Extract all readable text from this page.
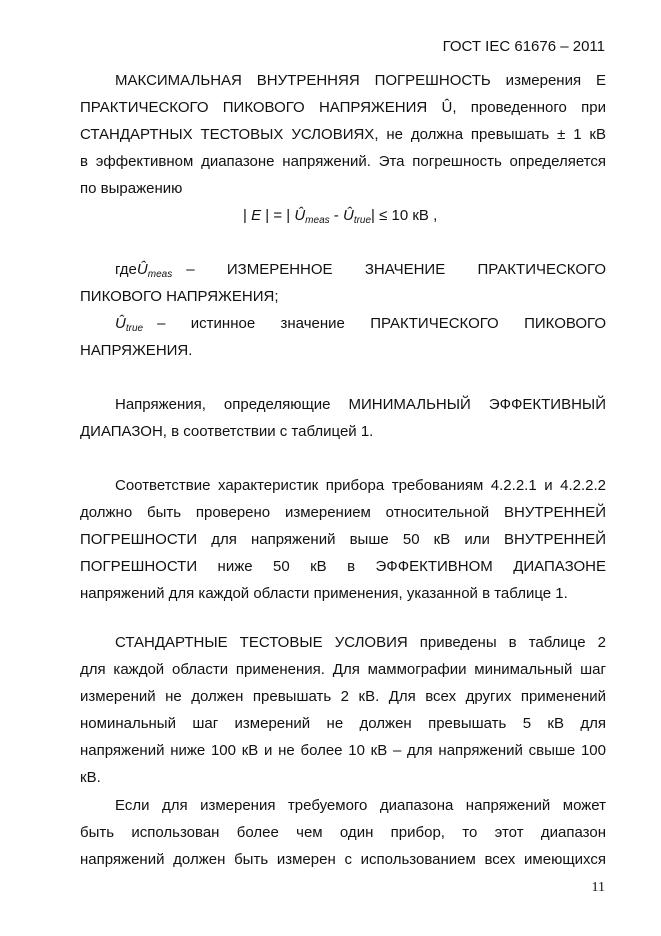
ГОСТ IEC 61676 – 2011
МАКСИМАЛЬНАЯ ВНУТРЕННЯЯ ПОГРЕШНОСТЬ измерения Е
ПРАКТИЧЕСКОГО ПИКОВОГО НАПРЯЖЕНИЯ Û, проведенного при
СТАНДАРТНЫХ ТЕСТОВЫХ УСЛОВИЯХ, не должна превышать ± 1 кВ
в эффективном диапазоне напряжений. Эта погрешность определяется
по выражению
| E | = | $Û_{meas}$ - $Û_{true}| \le 10$ кВ ,
где $Û_{meas}$ – ИЗМЕРЕННОЕ ЗНАЧЕНИЕ ПРАКТИЧЕСКОГО
ПИКОВОГО НАПРЯЖЕНИЯ;
$Û_{true}$ – истинное значение ПРАКТИЧЕСКОГО ПИКОВОГО
НАПРЯЖЕНИЯ.
Напряжения, определяющие МИНИМАЛЬНЫЙ ЭФФЕКТИВНЫЙ
ДИАПАЗОН, в соответствии с таблицей 1.
Соответствие характеристик прибора требованиям 4.2.2.1 и 4.2.2.2
должно быть проверено измерением относительной ВНУТРЕННЕЙ
ПОГРЕШНОСТИ для напряжений выше 50 кВ или ВНУТРЕННЕЙ
ПОГРЕШНОСТИ ниже 50 кВ в ЭФФЕКТИВНОМ ДИАПАЗОНЕ
напряжений для каждой области применения, указанной в таблице 1.
СТАНДАРТНЫЕ ТЕСТОВЫЕ УСЛОВИЯ приведены в таблице 2
для каждой области применения. Для маммографии минимальный шаг
измерений не должен превышать 2 кВ. Для всех других применений
номинальный шаг измерений не должен превышать 5 кВ для
напряжений ниже 100 кВ и не более 10 кВ – для напряжений свыше 100
кВ.
Если для измерения требуемого диапазона напряжений может
быть использован более чем один прибор, то этот диапазон
напряжений должен быть измерен с использованием всех имеющихся
11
===
■ **Direction**: In the records above, locate each line with the word "превышать". Copy all such lines.

■ **Right answer**:
СТАНДАРТНЫХ ТЕСТОВЫХ УСЛОВИЯХ, не должна превышать ± 1 кВ
измерений не должен превышать 2 кВ. Для всех других применений
номинальный шаг измерений не должен превышать 5 кВ для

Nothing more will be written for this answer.